╔══

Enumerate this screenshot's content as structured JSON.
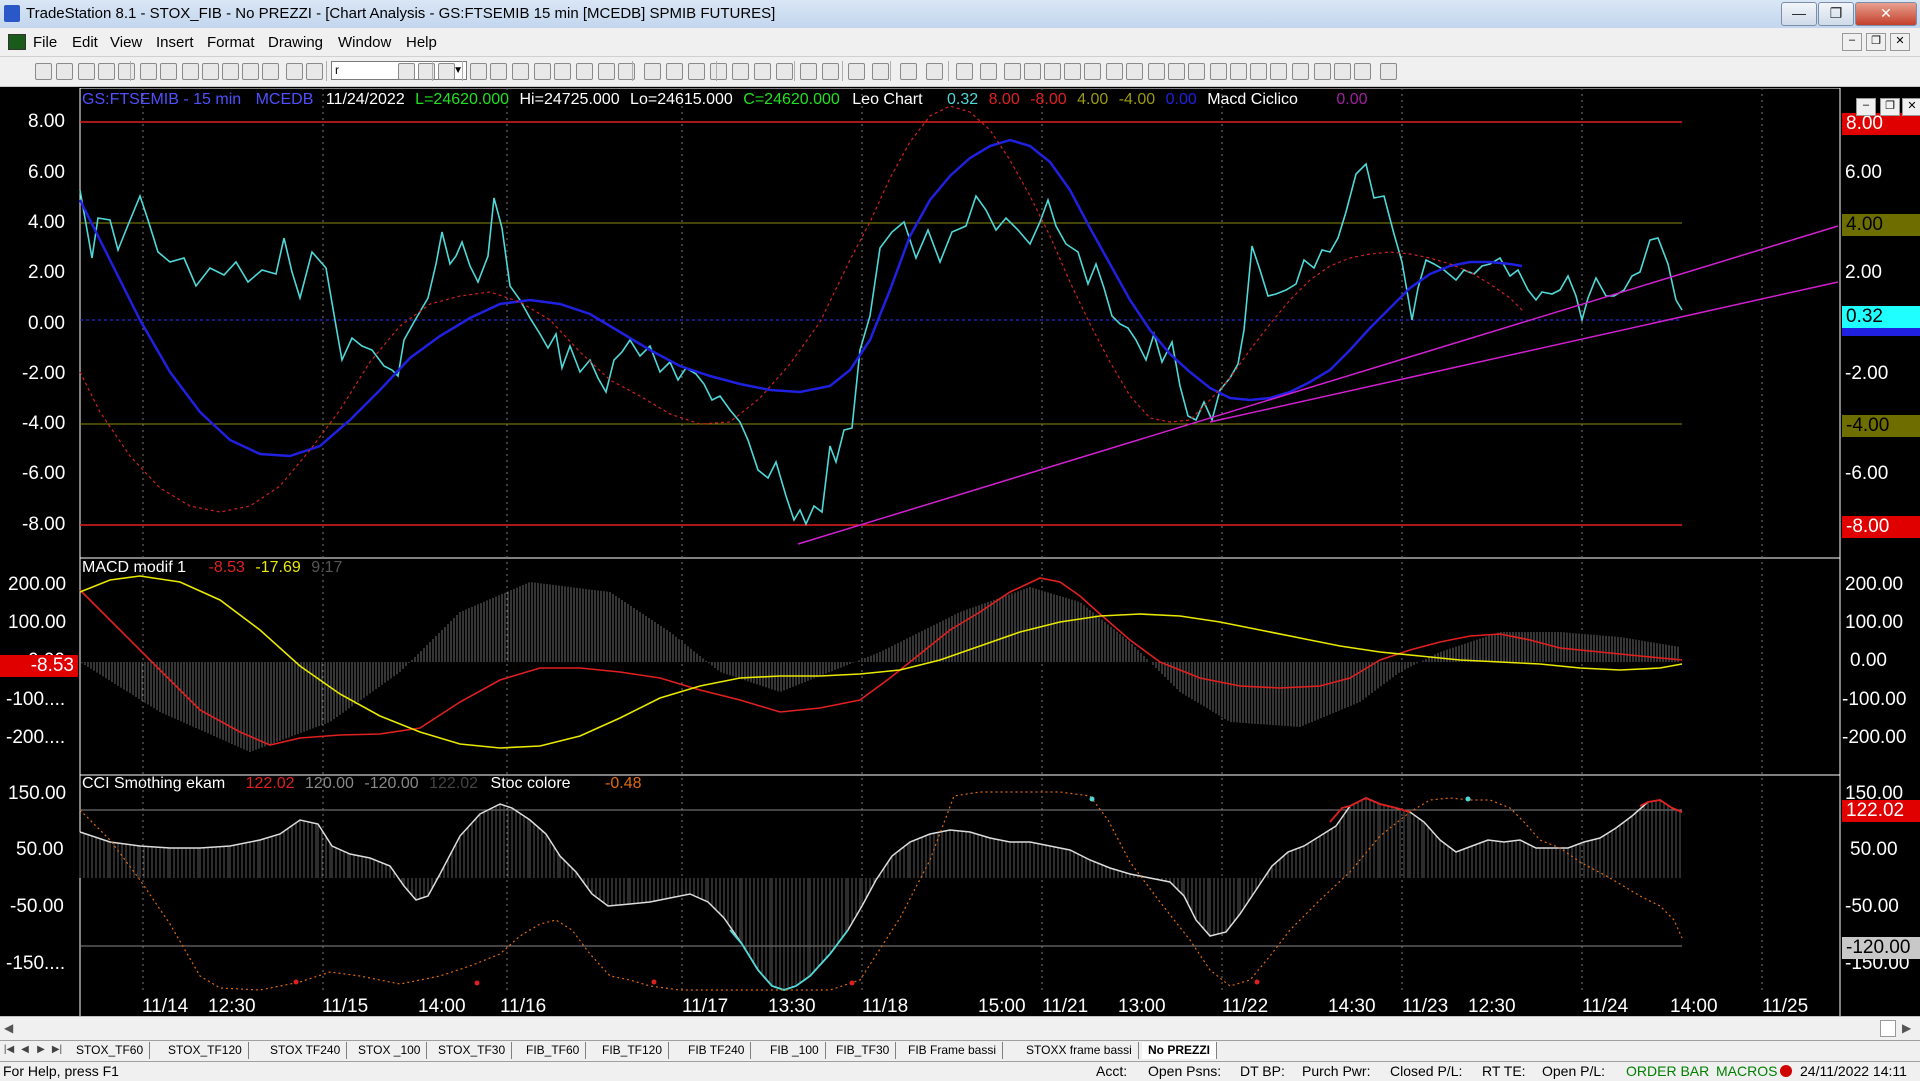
{
  "window": {
    "title": "TradeStation 8.1 - STOX_FIB - No PREZZI - [Chart Analysis - GS:FTSEMIB  15 min  [MCEDB] SPMIB FUTURES]"
  },
  "menu": [
    "File",
    "Edit",
    "View",
    "Insert",
    "Format",
    "Drawing",
    "Window",
    "Help"
  ],
  "toolbar": {
    "symbol_combo_value": "r"
  },
  "price_panel": {
    "header": {
      "symbol": "GS:FTSEMIB - 15 min",
      "feed": "MCEDB",
      "date": "11/24/2022",
      "last": "L=24620.000",
      "high": "Hi=24725.000",
      "low": "Lo=24615.000",
      "close": "C=24620.000",
      "indicator": "Leo Chart",
      "v1": "0.32",
      "v2": "8.00",
      "v3": "-8.00",
      "v4": "4.00",
      "v5": "-4.00",
      "v6": "0.00",
      "indicator2": "Macd Ciclico",
      "v7": "0.00"
    },
    "axis_left": [
      "8.00",
      "6.00",
      "4.00",
      "2.00",
      "0.00",
      "-2.00",
      "-4.00",
      "-6.00",
      "-8.00"
    ],
    "axis_right": [
      "6.00",
      "2.00",
      "-2.00",
      "-6.00"
    ],
    "tags": {
      "t8": "8.00",
      "t4": "4.00",
      "t032": "0.32",
      "tm4": "-4.00",
      "tm8": "-8.00"
    }
  },
  "macd_panel": {
    "header": {
      "name": "MACD modif 1",
      "v1": "-8.53",
      "v2": "-17.69",
      "v3": "9.17"
    },
    "axis_left": [
      "200.00",
      "100.00",
      "0.00",
      "-100....",
      "-200...."
    ],
    "axis_right": [
      "200.00",
      "100.00",
      "0.00",
      "-100.00",
      "-200.00"
    ],
    "tag_left": "-8.53"
  },
  "cci_panel": {
    "header": {
      "name": "CCI Smothing ekam",
      "v1": "122.02",
      "v2": "120.00",
      "v3": "-120.00",
      "v4": "122.02",
      "name2": "Stoc colore",
      "v5": "-0.48"
    },
    "axis_left": [
      "150.00",
      "50.00",
      "-50.00",
      "-150...."
    ],
    "axis_right": [
      "150.00",
      "50.00",
      "-50.00",
      "-150.00"
    ],
    "tags": {
      "t122": "122.02",
      "tm120": "-120.00"
    }
  },
  "date_axis": [
    "11/14",
    "12:30",
    "11/15",
    "14:00",
    "11/16",
    "11/17",
    "13:30",
    "11/18",
    "15:00",
    "11/21",
    "13:00",
    "11/22",
    "14:30",
    "11/23",
    "12:30",
    "11/24",
    "14:00",
    "11/25"
  ],
  "sheet_tabs": [
    "STOX_TF60",
    "STOX_TF120",
    "STOX TF240",
    "STOX _100",
    "STOX_TF30",
    "FIB_TF60",
    "FIB_TF120",
    "FIB TF240",
    "FIB _100",
    "FIB_TF30",
    "FIB Frame bassi",
    "STOXX frame bassi",
    "No PREZZI"
  ],
  "status": {
    "help": "For Help, press F1",
    "acct": "Acct:",
    "open_psns": "Open Psns:",
    "dt_bp": "DT BP:",
    "purch_pwr": "Purch Pwr:",
    "closed_pl": "Closed P/L:",
    "rt_te": "RT TE:",
    "open_pl": "Open P/L:",
    "order_bar": "ORDER BAR",
    "macros": "MACROS",
    "datetime": "24/11/2022 14:11"
  },
  "colors": {
    "cyan": "#4fd8d8",
    "blue": "#2020e0",
    "red": "#e02020",
    "yellow": "#e8e800",
    "magenta": "#d020d0",
    "olive": "#9a9a10",
    "orange": "#e06a10"
  }
}
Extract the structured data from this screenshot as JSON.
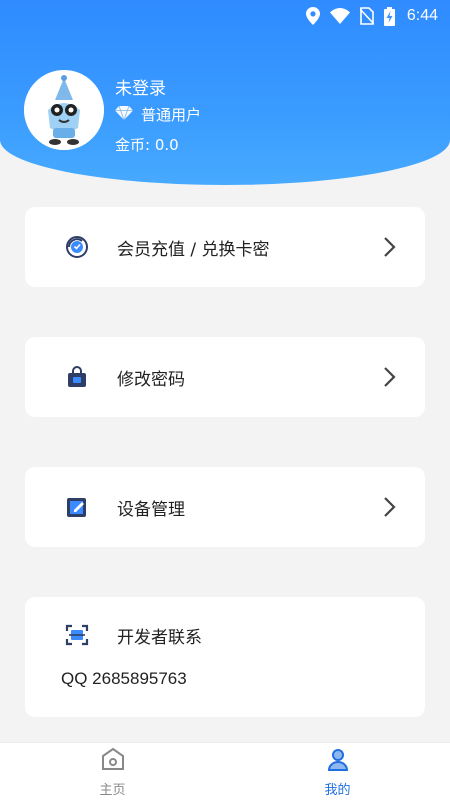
{
  "status_bar": {
    "time": "6:44"
  },
  "profile": {
    "username": "未登录",
    "level": "普通用户",
    "coins": "金币: 0.0"
  },
  "menu": {
    "recharge": "会员充值 / 兑换卡密",
    "change_password": "修改密码",
    "device_management": "设备管理"
  },
  "developer": {
    "title": "开发者联系",
    "contact": "QQ 2685895763"
  },
  "tabs": {
    "home": "主页",
    "mine": "我的"
  },
  "colors": {
    "accent": "#2f8bff",
    "active_tab": "#1f6fe0",
    "inactive_tab": "#888888"
  }
}
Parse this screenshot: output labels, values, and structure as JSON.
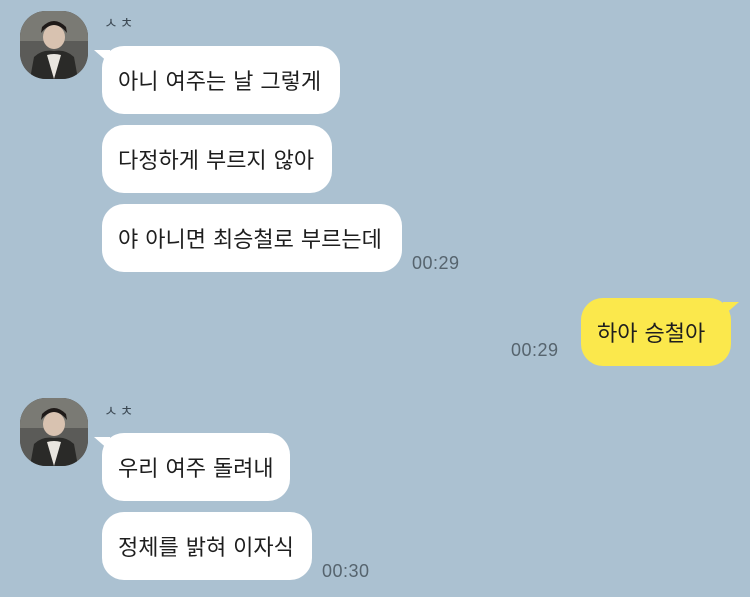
{
  "groups": [
    {
      "sender": "ㅅㅊ",
      "messages": [
        "아니 여주는 날 그렇게",
        "다정하게 부르지 않아",
        "야 아니면 최승철로 부르는데"
      ],
      "time": "00:29"
    },
    {
      "sender": "ㅅㅊ",
      "messages": [
        "우리 여주 돌려내",
        "정체를 밝혀 이자식"
      ],
      "time": "00:30"
    }
  ],
  "outgoing": {
    "message": "하아 승철아",
    "time": "00:29"
  },
  "colors": {
    "background": "#abc1d1",
    "incoming_bubble": "#ffffff",
    "outgoing_bubble": "#fbe84c"
  }
}
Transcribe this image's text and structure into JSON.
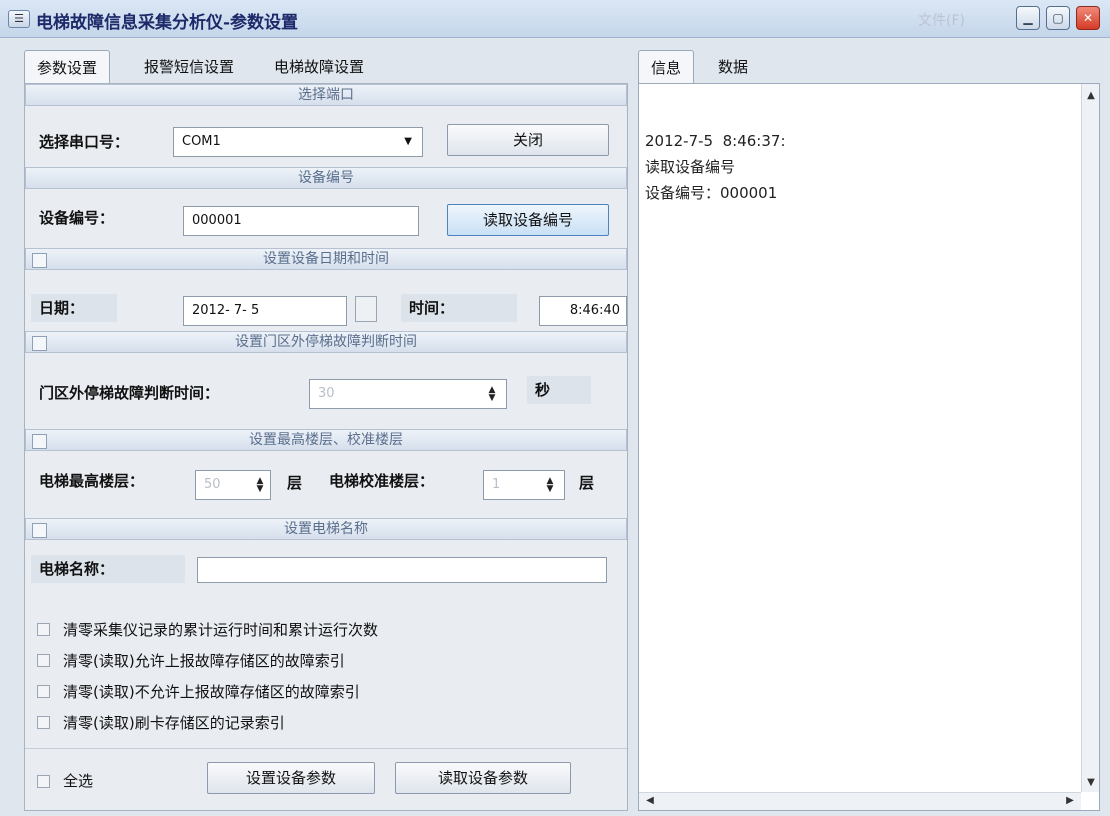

╚══

WORK TO BE COMPLETED: Pictures are not part of the copy. Extract exactly the lines from the line containing "Extract the structured" through the final line of the entries above, both included.

RESULT OF THE TASK:
Extract the structured data from this screenshot as JSON.
{
  "status_bar": {
    "time": "6:44"
  },
  "profile": {
    "username": "未登录",
    "level": "普通用户",
    "coins": "金币: 0.0"
  },
  "menu": {
    "recharge": "会员充值 / 兑换卡密",
    "change_password": "修改密码",
    "device_management": "设备管理"
  },
  "developer": {
    "title": "开发者联系",
    "contact": "QQ 2685895763"
  },
  "tabs": {
    "home": "主页",
    "mine": "我的"
  },
  "colors": {
    "accent": "#2f8bff",
    "active_tab": "#1f6fe0",
    "inactive_tab": "#888888"
  }
}
Parse this screenshot: output labels, values, and structure as JSON.
{
  "groups": [
    {
      "sender": "ㅅㅊ",
      "messages": [
        "아니 여주는 날 그렇게",
        "다정하게 부르지 않아",
        "야 아니면 최승철로 부르는데"
      ],
      "time": "00:29"
    },
    {
      "sender": "ㅅㅊ",
      "messages": [
        "우리 여주 돌려내",
        "정체를 밝혀 이자식"
      ],
      "time": "00:30"
    }
  ],
  "outgoing": {
    "message": "하아 승철아",
    "time": "00:29"
  },
  "colors": {
    "background": "#abc1d1",
    "incoming_bubble": "#ffffff",
    "outgoing_bubble": "#fbe84c"
  }
}
Transcribe this image's text and structure into JSON.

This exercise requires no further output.